** BEGIN Recorded information **

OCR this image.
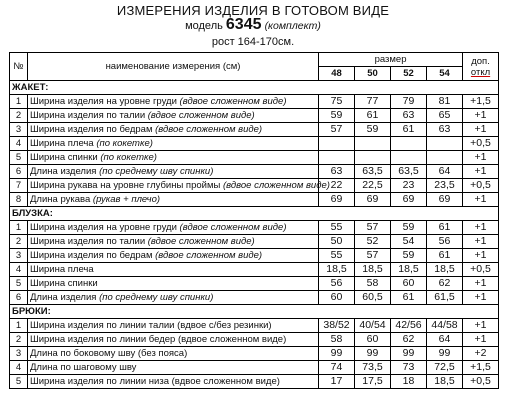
ИЗМЕРЕНИЯ ИЗДЕЛИЯ В ГОТОВОМ ВИДЕ
модель 6345 (комплект)
рост 164-170см.
№	наименование измерения (см)	размер				доп.
откл

		48	50	52	54	
ЖАКЕТ:						
1	Ширина изделия на уровне груди (вдвое сложенном виде)	75	77	79	81	+1,5
2	Ширина изделия по талии (вдвое сложенном виде)	59	61	63	65	+1
3	Ширина изделия по бедрам (вдвое сложенном виде)	57	59	61	63	+1
4	Ширина плеча (по кокетке)					+0,5
5	Ширина спинки (по кокетке)					+1
6	Длина изделия (по среднему шву спинки)	63	63,5	63,5	64	+1
7	Ширина рукава на уровне глубины проймы (вдвое сложенном виде)	22	22,5	23	23,5	+0,5
8	Длина рукава (рукав + плечо)	69	69	69	69	+1
БЛУЗКА:						
1	Ширина изделия на уровне груди (вдвое сложенном виде)	55	57	59	61	+1
2	Ширина изделия по талии (вдвое сложенном виде)	50	52	54	56	+1
3	Ширина изделия по бедрам (вдвое сложенном виде)	55	57	59	61	+1
4	Ширина плеча	18,5	18,5	18,5	18,5	+0,5
5	Ширина спинки	56	58	60	62	+1
6	Длина изделия (по среднему шву спинки)	60	60,5	61	61,5	+1
БРЮКИ:						
1	Ширина изделия по линии талии (вдвое с/без резинки)	38/52	40/54	42/56	44/58	+1
2	Ширина изделия по линии бедер (вдвое сложенном виде)	58	60	62	64	+1
3	Длина по боковому шву (без пояса)	99	99	99	99	+2
4	Длина по шаговому шву	74	73,5	73	72,5	+1,5
5	Ширина изделия по линии низа (вдвое сложенном виде)	17	17,5	18	18,5	+0,5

** END Recorded information **

Every line above should be returned word for word, with the pictures left behind.

OCR this image.
ИЗМЕРЕНИЯ ИЗДЕЛИЯ В ГОТОВОМ ВИДЕ
модель 6345 (комплект)
рост 164-170см.
№	наименование измерения (см)	размер				доп.
откл

		48	50	52	54	
ЖАКЕТ:						
1	Ширина изделия на уровне груди (вдвое сложенном виде)	75	77	79	81	+1,5
2	Ширина изделия по талии (вдвое сложенном виде)	59	61	63	65	+1
3	Ширина изделия по бедрам (вдвое сложенном виде)	57	59	61	63	+1
4	Ширина плеча (по кокетке)					+0,5
5	Ширина спинки (по кокетке)					+1
6	Длина изделия (по среднему шву спинки)	63	63,5	63,5	64	+1
7	Ширина рукава на уровне глубины проймы (вдвое сложенном виде)	22	22,5	23	23,5	+0,5
8	Длина рукава (рукав + плечо)	69	69	69	69	+1
БЛУЗКА:						
1	Ширина изделия на уровне груди (вдвое сложенном виде)	55	57	59	61	+1
2	Ширина изделия по талии (вдвое сложенном виде)	50	52	54	56	+1
3	Ширина изделия по бедрам (вдвое сложенном виде)	55	57	59	61	+1
4	Ширина плеча	18,5	18,5	18,5	18,5	+0,5
5	Ширина спинки	56	58	60	62	+1
6	Длина изделия (по среднему шву спинки)	60	60,5	61	61,5	+1
БРЮКИ:						
1	Ширина изделия по линии талии (вдвое с/без резинки)	38/52	40/54	42/56	44/58	+1
2	Ширина изделия по линии бедер (вдвое сложенном виде)	58	60	62	64	+1
3	Длина по боковому шву (без пояса)	99	99	99	99	+2
4	Длина по шаговому шву	74	73,5	73	72,5	+1,5
5	Ширина изделия по линии низа (вдвое сложенном виде)	17	17,5	18	18,5	+0,5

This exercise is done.